--- PROVIDED DATA ---
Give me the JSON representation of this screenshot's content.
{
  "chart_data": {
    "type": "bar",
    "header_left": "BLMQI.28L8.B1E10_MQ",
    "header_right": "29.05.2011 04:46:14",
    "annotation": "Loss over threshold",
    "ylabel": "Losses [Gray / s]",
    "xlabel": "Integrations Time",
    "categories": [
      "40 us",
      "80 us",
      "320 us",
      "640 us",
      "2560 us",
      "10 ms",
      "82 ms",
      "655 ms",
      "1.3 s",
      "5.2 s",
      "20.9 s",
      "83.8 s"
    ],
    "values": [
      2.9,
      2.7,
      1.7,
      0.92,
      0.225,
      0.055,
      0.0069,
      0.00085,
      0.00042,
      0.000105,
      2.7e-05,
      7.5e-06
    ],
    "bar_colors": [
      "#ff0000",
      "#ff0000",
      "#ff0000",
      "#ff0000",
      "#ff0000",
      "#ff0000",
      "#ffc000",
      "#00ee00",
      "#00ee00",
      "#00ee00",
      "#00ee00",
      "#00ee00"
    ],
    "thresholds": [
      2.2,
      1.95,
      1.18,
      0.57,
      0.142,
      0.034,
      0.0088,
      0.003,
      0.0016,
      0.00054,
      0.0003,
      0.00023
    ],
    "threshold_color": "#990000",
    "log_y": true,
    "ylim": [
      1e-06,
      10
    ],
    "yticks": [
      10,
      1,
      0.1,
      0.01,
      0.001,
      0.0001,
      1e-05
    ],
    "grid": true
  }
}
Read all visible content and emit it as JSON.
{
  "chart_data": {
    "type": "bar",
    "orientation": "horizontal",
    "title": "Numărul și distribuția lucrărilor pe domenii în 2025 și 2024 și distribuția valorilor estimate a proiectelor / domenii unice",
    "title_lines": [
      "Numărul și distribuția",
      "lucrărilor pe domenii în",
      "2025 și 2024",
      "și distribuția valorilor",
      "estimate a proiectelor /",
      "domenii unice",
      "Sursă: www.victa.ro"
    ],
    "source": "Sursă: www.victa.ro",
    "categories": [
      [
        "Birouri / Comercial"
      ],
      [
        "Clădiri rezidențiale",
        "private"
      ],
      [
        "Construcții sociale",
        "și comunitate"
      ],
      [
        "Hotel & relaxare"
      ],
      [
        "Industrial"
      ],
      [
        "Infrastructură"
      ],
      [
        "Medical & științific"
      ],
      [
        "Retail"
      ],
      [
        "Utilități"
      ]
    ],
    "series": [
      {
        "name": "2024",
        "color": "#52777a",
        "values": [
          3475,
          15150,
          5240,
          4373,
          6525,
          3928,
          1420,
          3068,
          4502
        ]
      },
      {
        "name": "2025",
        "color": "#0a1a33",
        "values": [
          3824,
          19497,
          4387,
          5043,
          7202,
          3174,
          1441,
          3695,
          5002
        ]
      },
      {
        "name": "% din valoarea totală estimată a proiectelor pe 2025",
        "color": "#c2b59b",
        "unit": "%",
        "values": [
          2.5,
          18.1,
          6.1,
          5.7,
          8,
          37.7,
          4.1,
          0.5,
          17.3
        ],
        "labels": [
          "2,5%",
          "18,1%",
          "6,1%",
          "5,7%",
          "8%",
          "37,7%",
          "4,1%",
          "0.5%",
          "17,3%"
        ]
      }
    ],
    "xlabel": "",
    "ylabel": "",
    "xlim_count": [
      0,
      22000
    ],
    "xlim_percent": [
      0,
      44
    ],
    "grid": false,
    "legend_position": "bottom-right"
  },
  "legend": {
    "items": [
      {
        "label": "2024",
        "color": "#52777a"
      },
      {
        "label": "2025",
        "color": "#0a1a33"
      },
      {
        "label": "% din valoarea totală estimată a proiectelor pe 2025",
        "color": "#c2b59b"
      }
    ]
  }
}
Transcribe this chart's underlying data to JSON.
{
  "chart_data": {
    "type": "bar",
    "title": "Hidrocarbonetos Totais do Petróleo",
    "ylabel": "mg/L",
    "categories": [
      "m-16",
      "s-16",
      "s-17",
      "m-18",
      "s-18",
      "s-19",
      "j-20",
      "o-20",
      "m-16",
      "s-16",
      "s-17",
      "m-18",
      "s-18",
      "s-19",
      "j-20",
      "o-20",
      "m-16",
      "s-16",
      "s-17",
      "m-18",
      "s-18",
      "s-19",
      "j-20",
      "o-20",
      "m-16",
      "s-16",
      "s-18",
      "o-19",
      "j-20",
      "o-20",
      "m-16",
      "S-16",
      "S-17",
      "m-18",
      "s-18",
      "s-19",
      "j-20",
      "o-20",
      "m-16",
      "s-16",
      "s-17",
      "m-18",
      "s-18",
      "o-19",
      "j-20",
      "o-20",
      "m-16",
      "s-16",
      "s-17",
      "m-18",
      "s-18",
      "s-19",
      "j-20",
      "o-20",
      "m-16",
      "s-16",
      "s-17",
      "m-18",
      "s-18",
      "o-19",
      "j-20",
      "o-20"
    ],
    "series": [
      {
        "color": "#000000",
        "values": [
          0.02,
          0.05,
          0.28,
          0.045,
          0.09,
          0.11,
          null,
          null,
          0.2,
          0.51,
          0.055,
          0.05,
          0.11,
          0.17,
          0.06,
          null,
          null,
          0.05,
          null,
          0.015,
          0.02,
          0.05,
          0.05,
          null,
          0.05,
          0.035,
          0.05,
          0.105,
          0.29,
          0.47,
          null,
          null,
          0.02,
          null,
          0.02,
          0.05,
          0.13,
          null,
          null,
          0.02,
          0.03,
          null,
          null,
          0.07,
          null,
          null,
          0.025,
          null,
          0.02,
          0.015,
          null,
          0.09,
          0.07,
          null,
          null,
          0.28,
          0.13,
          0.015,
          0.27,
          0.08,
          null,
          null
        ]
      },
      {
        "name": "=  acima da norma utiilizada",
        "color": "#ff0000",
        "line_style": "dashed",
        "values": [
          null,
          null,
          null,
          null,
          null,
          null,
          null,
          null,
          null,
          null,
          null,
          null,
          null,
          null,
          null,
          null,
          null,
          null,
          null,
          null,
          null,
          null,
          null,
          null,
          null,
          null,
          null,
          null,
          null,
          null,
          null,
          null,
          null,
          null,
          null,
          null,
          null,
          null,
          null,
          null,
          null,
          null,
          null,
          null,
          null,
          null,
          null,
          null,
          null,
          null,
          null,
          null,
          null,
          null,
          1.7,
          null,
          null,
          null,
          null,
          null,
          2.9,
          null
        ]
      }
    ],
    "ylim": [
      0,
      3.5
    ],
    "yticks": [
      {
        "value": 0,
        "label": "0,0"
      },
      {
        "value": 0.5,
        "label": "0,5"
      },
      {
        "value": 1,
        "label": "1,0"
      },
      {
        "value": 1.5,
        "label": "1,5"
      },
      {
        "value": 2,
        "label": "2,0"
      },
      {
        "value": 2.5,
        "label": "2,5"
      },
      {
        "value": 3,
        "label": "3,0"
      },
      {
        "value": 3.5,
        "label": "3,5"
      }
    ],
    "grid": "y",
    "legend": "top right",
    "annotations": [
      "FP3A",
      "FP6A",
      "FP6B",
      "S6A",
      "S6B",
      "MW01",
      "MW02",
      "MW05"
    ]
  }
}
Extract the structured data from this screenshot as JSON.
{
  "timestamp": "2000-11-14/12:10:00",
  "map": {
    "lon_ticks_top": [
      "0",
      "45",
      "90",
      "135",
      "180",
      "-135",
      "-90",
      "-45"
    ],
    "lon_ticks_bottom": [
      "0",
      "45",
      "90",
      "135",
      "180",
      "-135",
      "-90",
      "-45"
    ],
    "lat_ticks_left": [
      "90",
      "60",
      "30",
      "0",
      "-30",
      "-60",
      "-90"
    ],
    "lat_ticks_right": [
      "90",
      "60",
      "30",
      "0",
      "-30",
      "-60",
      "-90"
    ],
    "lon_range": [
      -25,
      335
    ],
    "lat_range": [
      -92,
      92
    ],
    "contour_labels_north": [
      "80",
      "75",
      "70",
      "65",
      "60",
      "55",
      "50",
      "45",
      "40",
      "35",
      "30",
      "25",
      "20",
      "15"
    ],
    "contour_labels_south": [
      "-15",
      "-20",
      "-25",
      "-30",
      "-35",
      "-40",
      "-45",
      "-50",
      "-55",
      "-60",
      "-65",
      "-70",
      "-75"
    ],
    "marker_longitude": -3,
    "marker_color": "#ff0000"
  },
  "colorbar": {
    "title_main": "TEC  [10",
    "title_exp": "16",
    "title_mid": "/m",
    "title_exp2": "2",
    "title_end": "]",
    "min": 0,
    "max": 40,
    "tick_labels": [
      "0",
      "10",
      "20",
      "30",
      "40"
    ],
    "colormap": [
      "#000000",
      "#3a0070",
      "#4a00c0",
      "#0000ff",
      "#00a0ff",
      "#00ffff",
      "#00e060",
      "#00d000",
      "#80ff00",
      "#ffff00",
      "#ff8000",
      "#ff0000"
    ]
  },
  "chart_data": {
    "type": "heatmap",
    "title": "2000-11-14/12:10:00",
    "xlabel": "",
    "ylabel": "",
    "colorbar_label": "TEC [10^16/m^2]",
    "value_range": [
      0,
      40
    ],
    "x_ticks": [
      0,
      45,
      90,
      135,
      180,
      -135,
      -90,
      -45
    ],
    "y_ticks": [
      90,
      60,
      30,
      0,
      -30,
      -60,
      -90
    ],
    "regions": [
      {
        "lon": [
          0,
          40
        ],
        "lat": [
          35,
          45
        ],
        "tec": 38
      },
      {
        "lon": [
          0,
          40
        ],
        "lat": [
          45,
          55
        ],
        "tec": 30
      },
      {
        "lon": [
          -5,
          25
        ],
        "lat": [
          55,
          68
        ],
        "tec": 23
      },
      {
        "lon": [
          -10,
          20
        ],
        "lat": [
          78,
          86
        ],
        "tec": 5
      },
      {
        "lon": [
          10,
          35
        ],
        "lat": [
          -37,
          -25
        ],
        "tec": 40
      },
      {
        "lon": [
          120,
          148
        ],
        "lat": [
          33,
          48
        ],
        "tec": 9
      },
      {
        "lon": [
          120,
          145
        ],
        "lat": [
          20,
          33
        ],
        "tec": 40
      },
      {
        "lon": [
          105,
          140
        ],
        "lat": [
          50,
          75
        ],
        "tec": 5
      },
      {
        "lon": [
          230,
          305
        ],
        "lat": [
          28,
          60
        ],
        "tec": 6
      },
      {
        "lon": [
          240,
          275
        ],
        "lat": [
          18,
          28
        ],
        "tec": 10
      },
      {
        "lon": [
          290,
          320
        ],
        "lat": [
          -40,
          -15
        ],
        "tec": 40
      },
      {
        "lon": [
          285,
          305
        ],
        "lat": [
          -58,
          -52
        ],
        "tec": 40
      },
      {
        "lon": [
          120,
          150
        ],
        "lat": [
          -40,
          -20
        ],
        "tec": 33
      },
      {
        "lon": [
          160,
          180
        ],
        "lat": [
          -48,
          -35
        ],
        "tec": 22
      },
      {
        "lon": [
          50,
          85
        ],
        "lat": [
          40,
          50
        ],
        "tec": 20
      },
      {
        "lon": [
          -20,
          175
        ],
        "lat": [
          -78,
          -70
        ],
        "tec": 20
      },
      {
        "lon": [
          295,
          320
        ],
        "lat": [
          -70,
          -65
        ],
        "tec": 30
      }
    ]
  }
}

--- SET PROBLEM ---
Count how many lines of the data include the word "distribuția". Your reply should be that number alone.

--- RESPONSE TO THE TASK ---
3